What the task requires:
Set down all of the entries word for word, omitting the images they contain.

Source data:

=======

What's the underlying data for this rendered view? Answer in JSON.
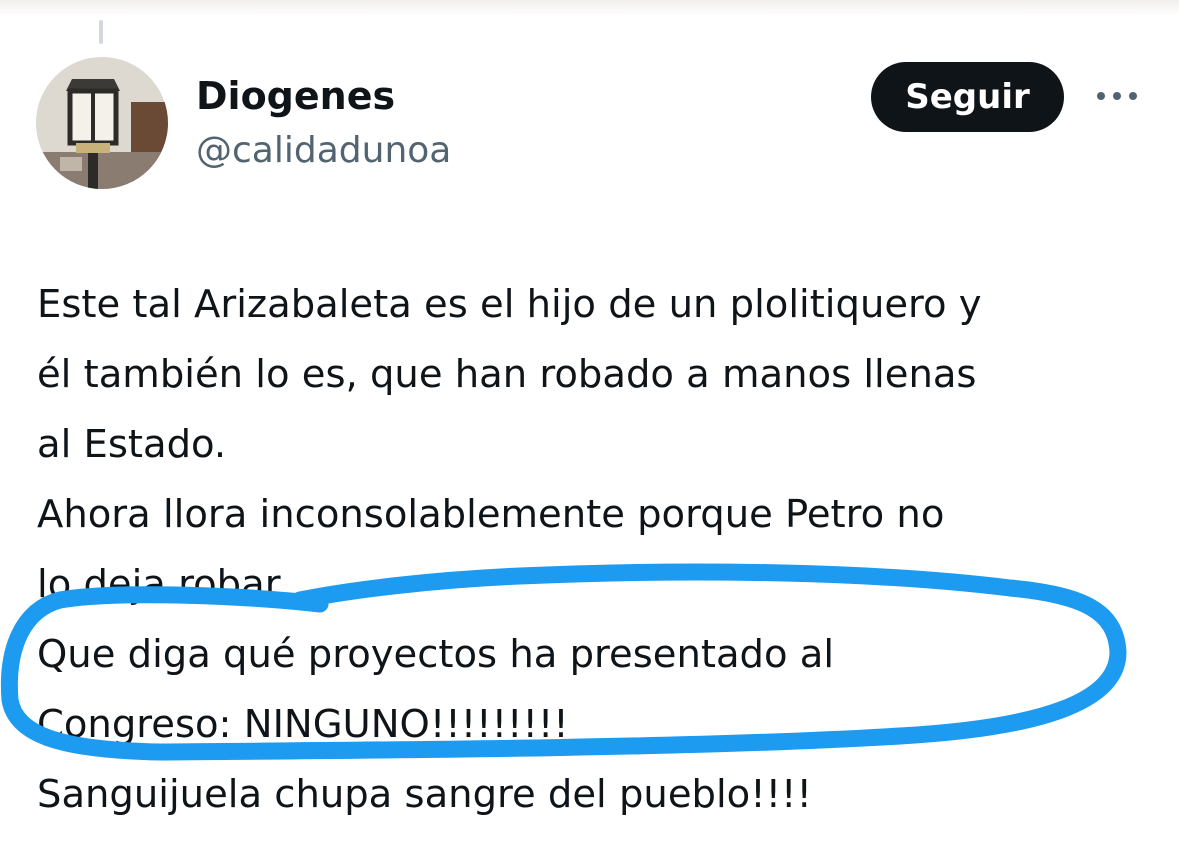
{
  "tweet": {
    "author": {
      "display_name": "Diogenes",
      "handle": "@calidadunoa"
    },
    "follow_label": "Seguir",
    "more_icon": "more-horizontal-icon",
    "lines": [
      "Este tal Arizabaleta es el hijo de un plolitiquero y",
      "él también lo es, que han robado a manos llenas",
      "al Estado.",
      "Ahora llora inconsolablemente porque Petro no",
      "lo deja robar.",
      "Que diga qué proyectos ha presentado al",
      "Congreso: NINGUNO!!!!!!!!!",
      "Sanguijuela chupa sangre del pueblo!!!!"
    ]
  },
  "annotation": {
    "color": "#1d9bf0"
  }
}
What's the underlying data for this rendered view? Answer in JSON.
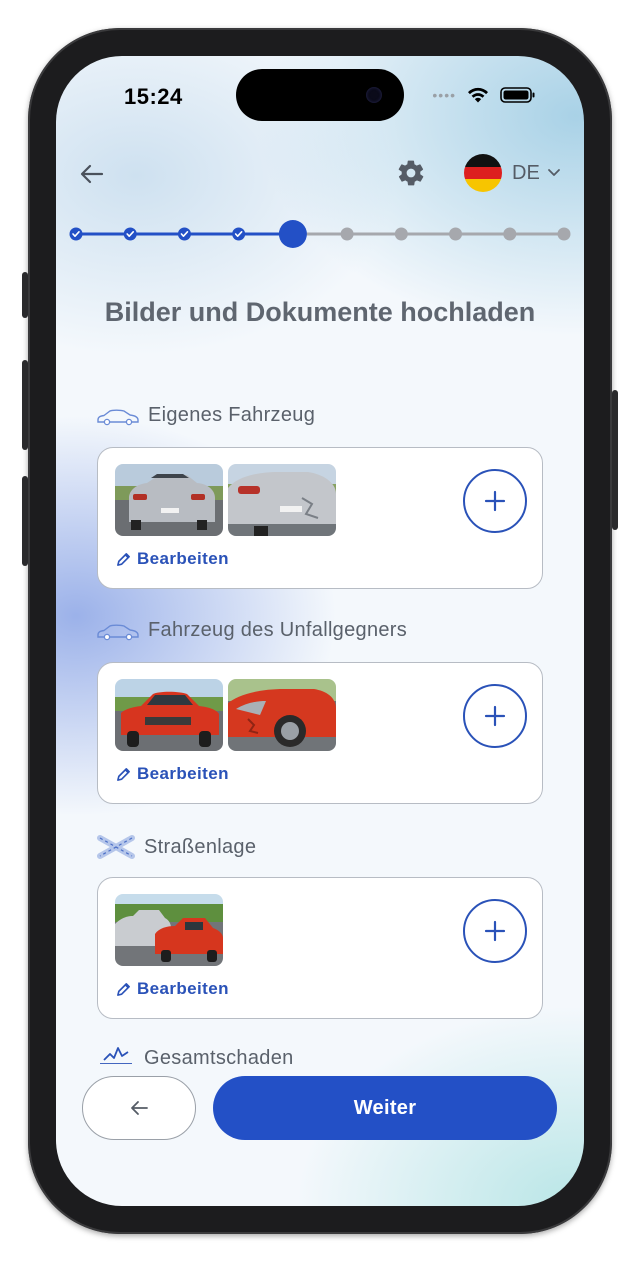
{
  "status_bar": {
    "time": "15:24",
    "signal_icon": "signal-dots-icon",
    "wifi_icon": "wifi-icon",
    "battery_icon": "battery-icon"
  },
  "header": {
    "back_icon": "arrow-left-icon",
    "settings_icon": "gear-icon",
    "flag_icon": "germany-flag-icon",
    "language": "DE",
    "language_dropdown_icon": "chevron-down-icon"
  },
  "stepper": {
    "total_steps": 10,
    "completed_steps": 4,
    "current_step": 5,
    "colors": {
      "done": "#2350c6",
      "pending": "#a6a8ad"
    }
  },
  "page": {
    "title": "Bilder und Dokumente hochladen"
  },
  "sections": [
    {
      "label": "Eigenes Fahrzeug",
      "icon": "car-outline-icon",
      "photos": [
        "silver-car-rear-photo",
        "silver-car-damage-photo"
      ],
      "edit_label": "Bearbeiten",
      "edit_icon": "pencil-icon",
      "add_icon": "plus-icon"
    },
    {
      "label": "Fahrzeug des Unfallgegners",
      "icon": "car-outline-icon",
      "photos": [
        "red-car-front-photo",
        "red-car-damage-photo"
      ],
      "edit_label": "Bearbeiten",
      "edit_icon": "pencil-icon",
      "add_icon": "plus-icon"
    },
    {
      "label": "Straßenlage",
      "icon": "road-intersection-icon",
      "photos": [
        "road-collision-photo"
      ],
      "edit_label": "Bearbeiten",
      "edit_icon": "pencil-icon",
      "add_icon": "plus-icon"
    },
    {
      "label": "Gesamtschaden",
      "icon": "total-damage-icon"
    }
  ],
  "footer": {
    "back_icon": "arrow-left-icon",
    "next_label": "Weiter"
  },
  "colors": {
    "accent": "#2350c6",
    "heading": "#5f6670",
    "text": "#5a616b"
  }
}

=======

Worked solution:
What's the underlying data for this rendered view? Answer in JSON.
{
  "tweet": {
    "author": {
      "display_name": "Diogenes",
      "handle": "@calidadunoa"
    },
    "follow_label": "Seguir",
    "more_icon": "more-horizontal-icon",
    "lines": [
      "Este tal Arizabaleta es el hijo de un plolitiquero y",
      "él también lo es, que han robado a manos llenas",
      "al Estado.",
      "Ahora llora inconsolablemente porque Petro no",
      "lo deja robar.",
      "Que diga qué proyectos ha presentado al",
      "Congreso: NINGUNO!!!!!!!!!",
      "Sanguijuela chupa sangre del pueblo!!!!"
    ]
  },
  "annotation": {
    "color": "#1d9bf0"
  }
}
What's the underlying data for this rendered view? Answer in JSON.
{
  "status_bar": {
    "time": "15:24",
    "signal_icon": "signal-dots-icon",
    "wifi_icon": "wifi-icon",
    "battery_icon": "battery-icon"
  },
  "header": {
    "back_icon": "arrow-left-icon",
    "settings_icon": "gear-icon",
    "flag_icon": "germany-flag-icon",
    "language": "DE",
    "language_dropdown_icon": "chevron-down-icon"
  },
  "stepper": {
    "total_steps": 10,
    "completed_steps": 4,
    "current_step": 5,
    "colors": {
      "done": "#2350c6",
      "pending": "#a6a8ad"
    }
  },
  "page": {
    "title": "Bilder und Dokumente hochladen"
  },
  "sections": [
    {
      "label": "Eigenes Fahrzeug",
      "icon": "car-outline-icon",
      "photos": [
        "silver-car-rear-photo",
        "silver-car-damage-photo"
      ],
      "edit_label": "Bearbeiten",
      "edit_icon": "pencil-icon",
      "add_icon": "plus-icon"
    },
    {
      "label": "Fahrzeug des Unfallgegners",
      "icon": "car-outline-icon",
      "photos": [
        "red-car-front-photo",
        "red-car-damage-photo"
      ],
      "edit_label": "Bearbeiten",
      "edit_icon": "pencil-icon",
      "add_icon": "plus-icon"
    },
    {
      "label": "Straßenlage",
      "icon": "road-intersection-icon",
      "photos": [
        "road-collision-photo"
      ],
      "edit_label": "Bearbeiten",
      "edit_icon": "pencil-icon",
      "add_icon": "plus-icon"
    },
    {
      "label": "Gesamtschaden",
      "icon": "total-damage-icon"
    }
  ],
  "footer": {
    "back_icon": "arrow-left-icon",
    "next_label": "Weiter"
  },
  "colors": {
    "accent": "#2350c6",
    "heading": "#5f6670",
    "text": "#5a616b"
  }
}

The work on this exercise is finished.